(Extracted data entries)
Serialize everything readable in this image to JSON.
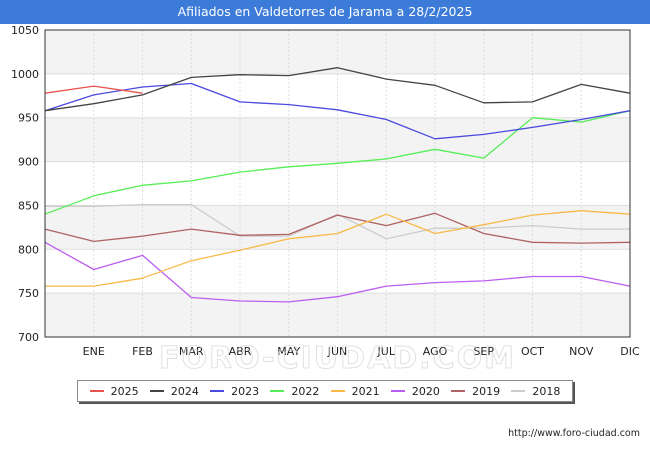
{
  "header": {
    "title": "Afiliados en Valdetorres de Jarama a 28/2/2025"
  },
  "watermark": "FORO-CIUDAD.COM",
  "footer": {
    "source": "http://www.foro-ciudad.com"
  },
  "chart_data": {
    "type": "line",
    "categories": [
      "",
      "ENE",
      "FEB",
      "MAR",
      "ABR",
      "MAY",
      "JUN",
      "JUL",
      "AGO",
      "SEP",
      "OCT",
      "NOV",
      "DIC"
    ],
    "y_ticks": [
      "700",
      "750",
      "800",
      "850",
      "900",
      "950",
      "1000",
      "1050"
    ],
    "ylim": [
      700,
      1050
    ],
    "grid": true,
    "legend_position": "bottom",
    "series": [
      {
        "name": "2025",
        "color": "#e8524f",
        "values": [
          978,
          986,
          978,
          null,
          null,
          null,
          null,
          null,
          null,
          null,
          null,
          null,
          null
        ]
      },
      {
        "name": "2024",
        "color": "#444444",
        "values": [
          958,
          966,
          976,
          996,
          999,
          998,
          1007,
          994,
          987,
          967,
          968,
          988,
          978
        ]
      },
      {
        "name": "2023",
        "color": "#4a4ae0",
        "values": [
          958,
          976,
          985,
          989,
          968,
          965,
          959,
          948,
          926,
          931,
          939,
          948,
          958
        ]
      },
      {
        "name": "2022",
        "color": "#55ee55",
        "values": [
          840,
          861,
          873,
          878,
          888,
          894,
          898,
          903,
          914,
          904,
          950,
          945,
          958
        ]
      },
      {
        "name": "2021",
        "color": "#f8b948",
        "values": [
          758,
          758,
          767,
          787,
          799,
          812,
          818,
          840,
          818,
          828,
          839,
          844,
          840
        ]
      },
      {
        "name": "2020",
        "color": "#bb5df0",
        "values": [
          808,
          777,
          793,
          745,
          741,
          740,
          746,
          758,
          762,
          764,
          769,
          769,
          758
        ]
      },
      {
        "name": "2019",
        "color": "#b06262",
        "values": [
          823,
          809,
          815,
          823,
          816,
          817,
          839,
          827,
          841,
          818,
          808,
          807,
          808
        ]
      },
      {
        "name": "2018",
        "color": "#cccccc",
        "values": [
          849,
          849,
          851,
          851,
          815,
          815,
          840,
          812,
          824,
          824,
          827,
          823,
          823
        ]
      }
    ]
  }
}
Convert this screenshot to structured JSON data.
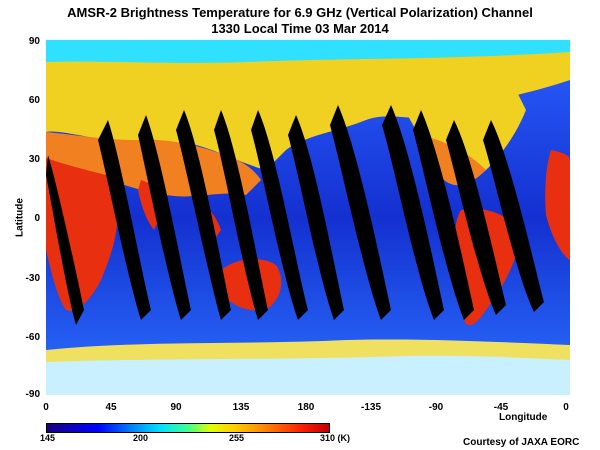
{
  "title_line1": "AMSR-2 Brightness Temperature for 6.9 GHz (Vertical Polarization) Channel",
  "title_line2": "1330 Local Time  03 Mar 2014",
  "y_axis": {
    "label": "Latitude",
    "ticks": [
      "90",
      "60",
      "30",
      "0",
      "-30",
      "-60",
      "-90"
    ]
  },
  "x_axis": {
    "label": "Longitude",
    "ticks": [
      "0",
      "45",
      "90",
      "135",
      "180",
      "-135",
      "-90",
      "-45",
      "0"
    ]
  },
  "colorbar": {
    "min": 145,
    "max": 310,
    "tick_labels": [
      "145",
      "200",
      "255",
      "310 (K)"
    ]
  },
  "credit": "Courtesy of JAXA EORC",
  "colors": {
    "ocean": "#1840e0",
    "land_warm": "#e83010",
    "land_cool": "#f0d020",
    "ice": "#20d0ff",
    "swath_gap": "#000000"
  }
}
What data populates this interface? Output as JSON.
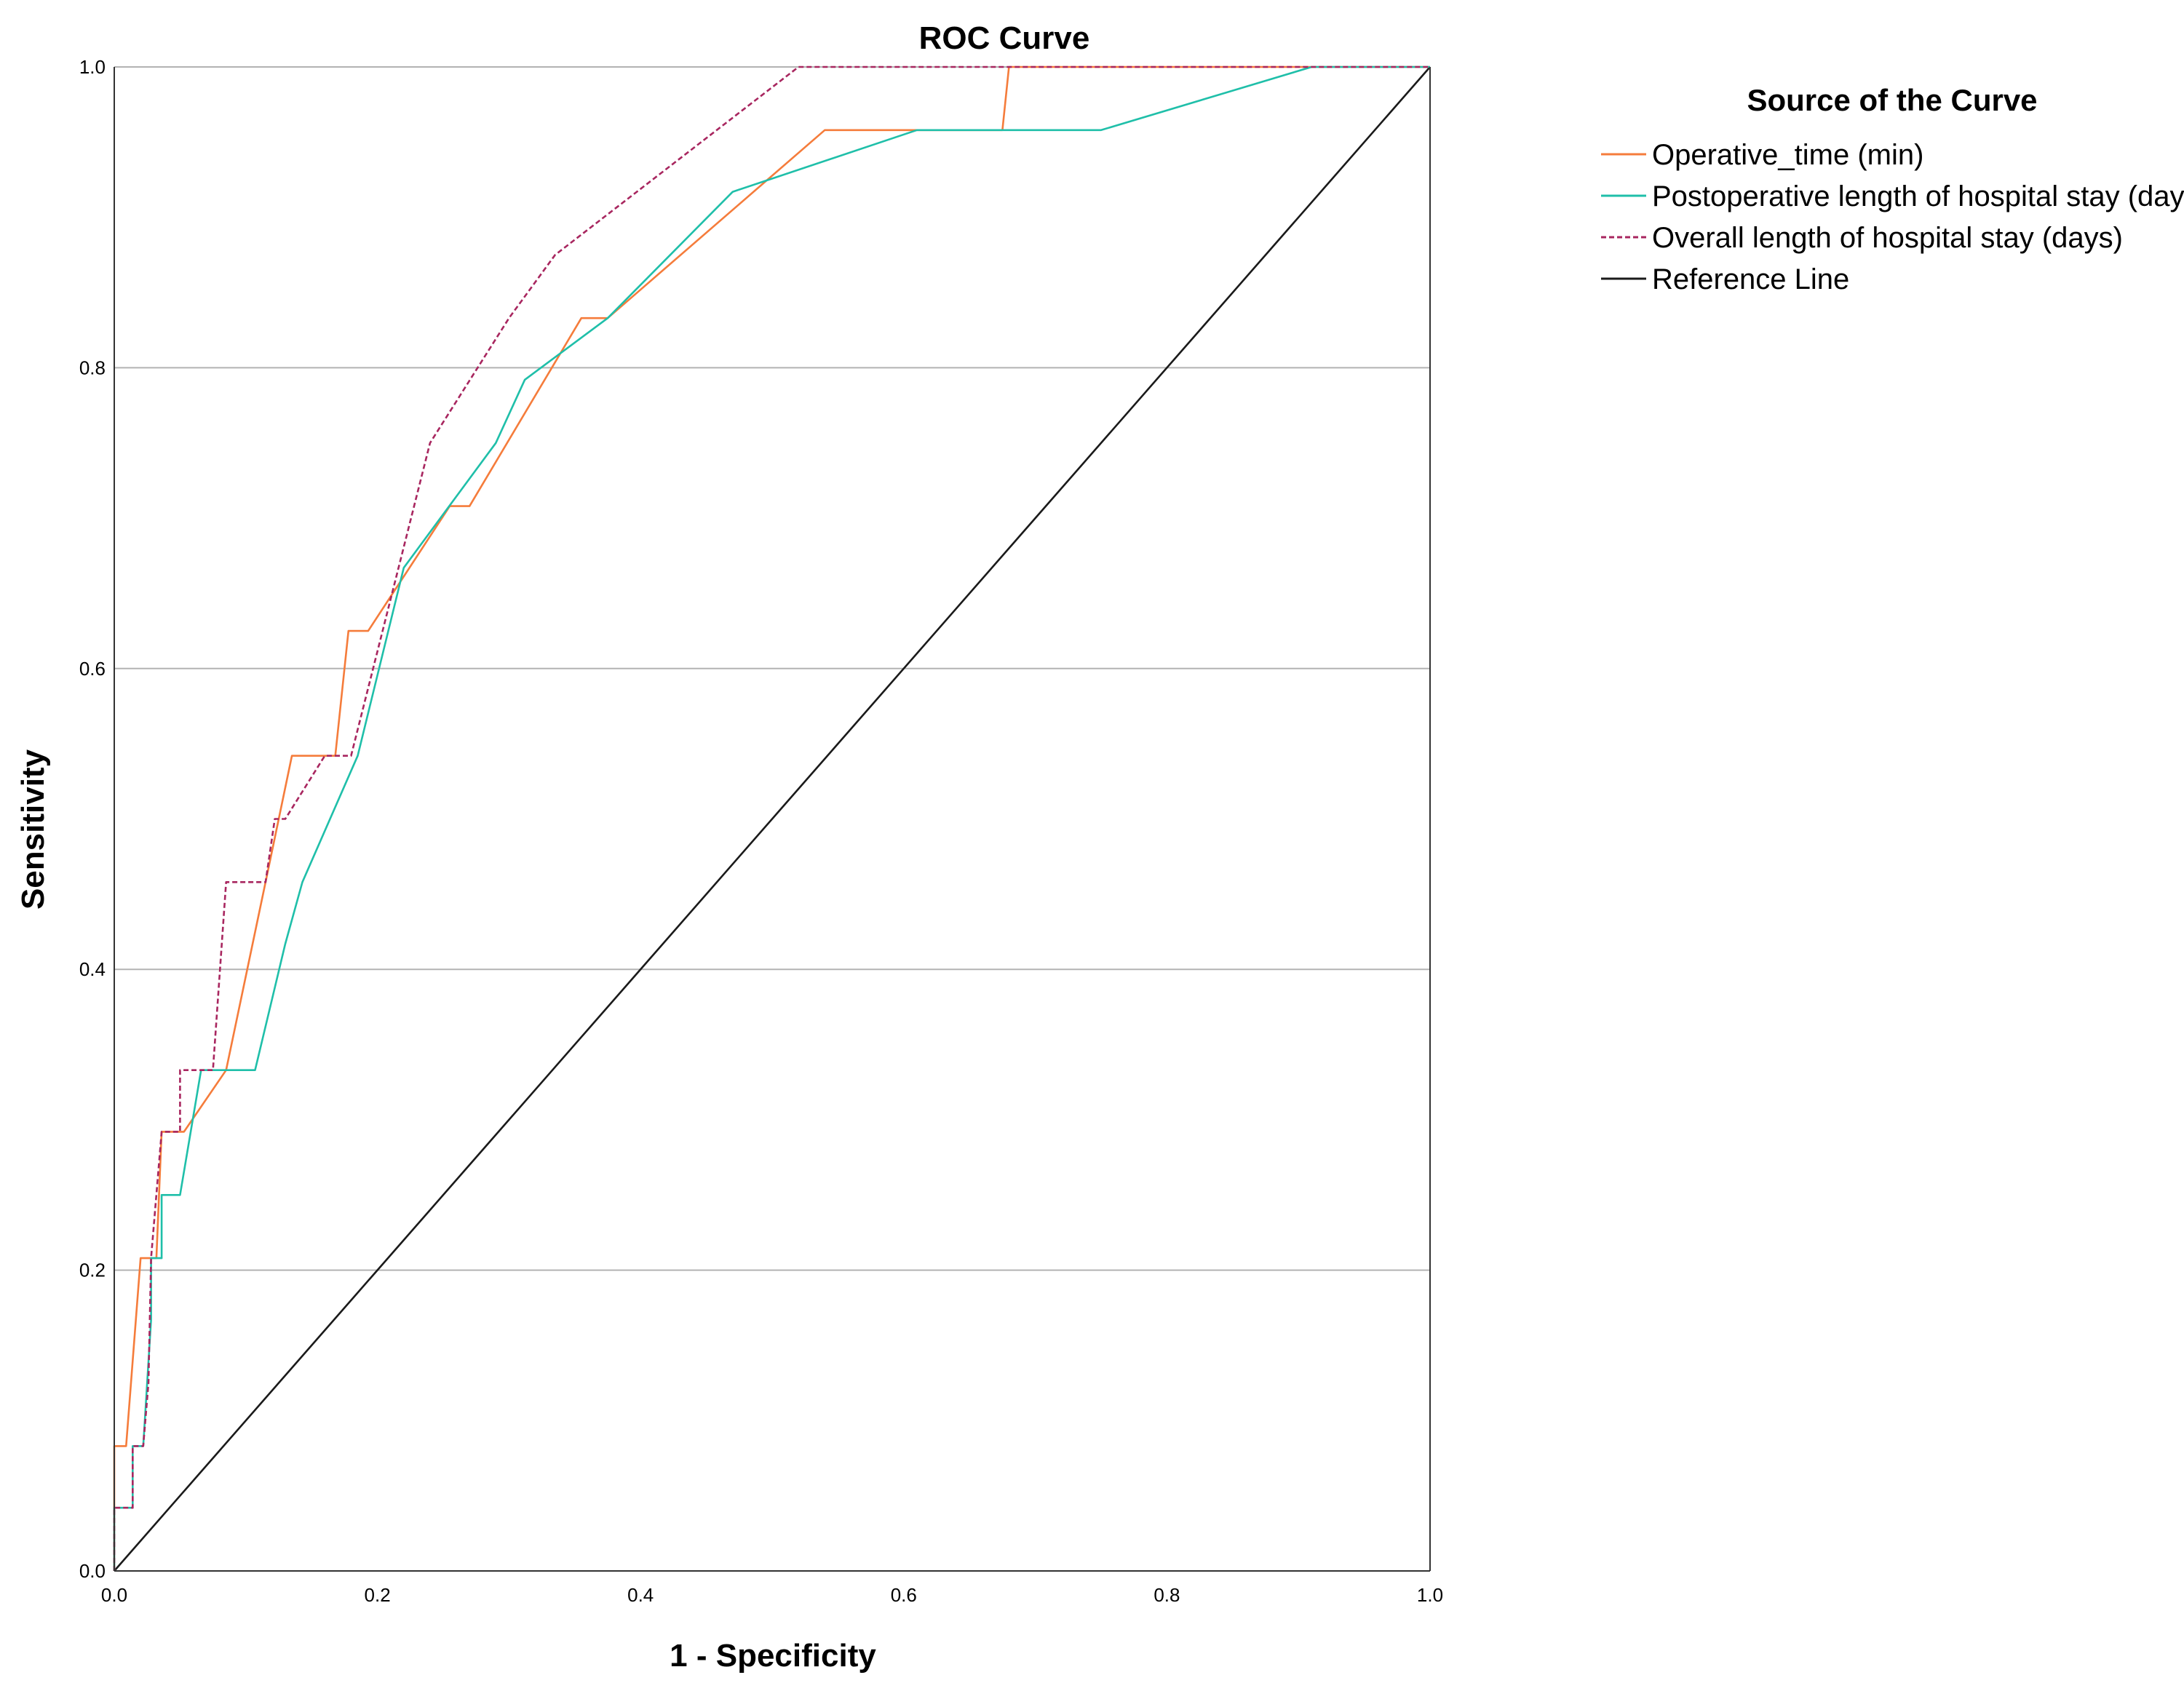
{
  "chart_data": {
    "type": "line",
    "title": "ROC Curve",
    "xlabel": "1 - Specificity",
    "ylabel": "Sensitivity",
    "xlim": [
      0,
      1
    ],
    "ylim": [
      0,
      1
    ],
    "x_ticks": [
      "0.0",
      "0.2",
      "0.4",
      "0.6",
      "0.8",
      "1.0"
    ],
    "y_ticks": [
      "0.0",
      "0.2",
      "0.4",
      "0.6",
      "0.8",
      "1.0"
    ],
    "grid": "horizontal",
    "legend_title": "Source of the Curve",
    "legend_position": "right",
    "series": [
      {
        "name": "Operative_time (min)",
        "color": "#f57c3b",
        "dash": "solid",
        "points": [
          [
            0,
            0
          ],
          [
            0,
            0.083
          ],
          [
            0.009,
            0.083
          ],
          [
            0.02,
            0.208
          ],
          [
            0.032,
            0.208
          ],
          [
            0.036,
            0.292
          ],
          [
            0.053,
            0.292
          ],
          [
            0.085,
            0.333
          ],
          [
            0.115,
            0.458
          ],
          [
            0.135,
            0.542
          ],
          [
            0.168,
            0.542
          ],
          [
            0.178,
            0.625
          ],
          [
            0.193,
            0.625
          ],
          [
            0.255,
            0.708
          ],
          [
            0.27,
            0.708
          ],
          [
            0.355,
            0.833
          ],
          [
            0.375,
            0.833
          ],
          [
            0.54,
            0.958
          ],
          [
            0.675,
            0.958
          ],
          [
            0.68,
            1.0
          ],
          [
            1.0,
            1.0
          ]
        ]
      },
      {
        "name": "Postoperative length of hospital stay (days)",
        "color": "#1fbfa9",
        "dash": "solid",
        "points": [
          [
            0,
            0
          ],
          [
            0,
            0.042
          ],
          [
            0.014,
            0.042
          ],
          [
            0.014,
            0.083
          ],
          [
            0.022,
            0.083
          ],
          [
            0.028,
            0.167
          ],
          [
            0.028,
            0.208
          ],
          [
            0.036,
            0.208
          ],
          [
            0.036,
            0.25
          ],
          [
            0.05,
            0.25
          ],
          [
            0.066,
            0.333
          ],
          [
            0.107,
            0.333
          ],
          [
            0.13,
            0.417
          ],
          [
            0.143,
            0.458
          ],
          [
            0.185,
            0.542
          ],
          [
            0.22,
            0.667
          ],
          [
            0.29,
            0.75
          ],
          [
            0.312,
            0.792
          ],
          [
            0.375,
            0.833
          ],
          [
            0.47,
            0.917
          ],
          [
            0.61,
            0.958
          ],
          [
            0.75,
            0.958
          ],
          [
            0.91,
            1.0
          ],
          [
            1.0,
            1.0
          ]
        ]
      },
      {
        "name": "Overall length of hospital stay (days)",
        "color": "#a8265f",
        "dash": "dashed",
        "points": [
          [
            0,
            0
          ],
          [
            0,
            0.042
          ],
          [
            0.014,
            0.042
          ],
          [
            0.014,
            0.083
          ],
          [
            0.022,
            0.083
          ],
          [
            0.026,
            0.125
          ],
          [
            0.028,
            0.208
          ],
          [
            0.036,
            0.292
          ],
          [
            0.05,
            0.292
          ],
          [
            0.05,
            0.333
          ],
          [
            0.075,
            0.333
          ],
          [
            0.085,
            0.458
          ],
          [
            0.115,
            0.458
          ],
          [
            0.122,
            0.5
          ],
          [
            0.13,
            0.5
          ],
          [
            0.16,
            0.542
          ],
          [
            0.18,
            0.542
          ],
          [
            0.24,
            0.75
          ],
          [
            0.3,
            0.833
          ],
          [
            0.335,
            0.875
          ],
          [
            0.52,
            1.0
          ],
          [
            1.0,
            1.0
          ]
        ]
      },
      {
        "name": "Reference Line",
        "color": "#1a1a1a",
        "dash": "solid",
        "points": [
          [
            0,
            0
          ],
          [
            1,
            1
          ]
        ]
      }
    ]
  }
}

__What is expected__: Of the lines in the data, how many contain the word "name"? Provide the number and nothing further.

__Exercise answer__: 12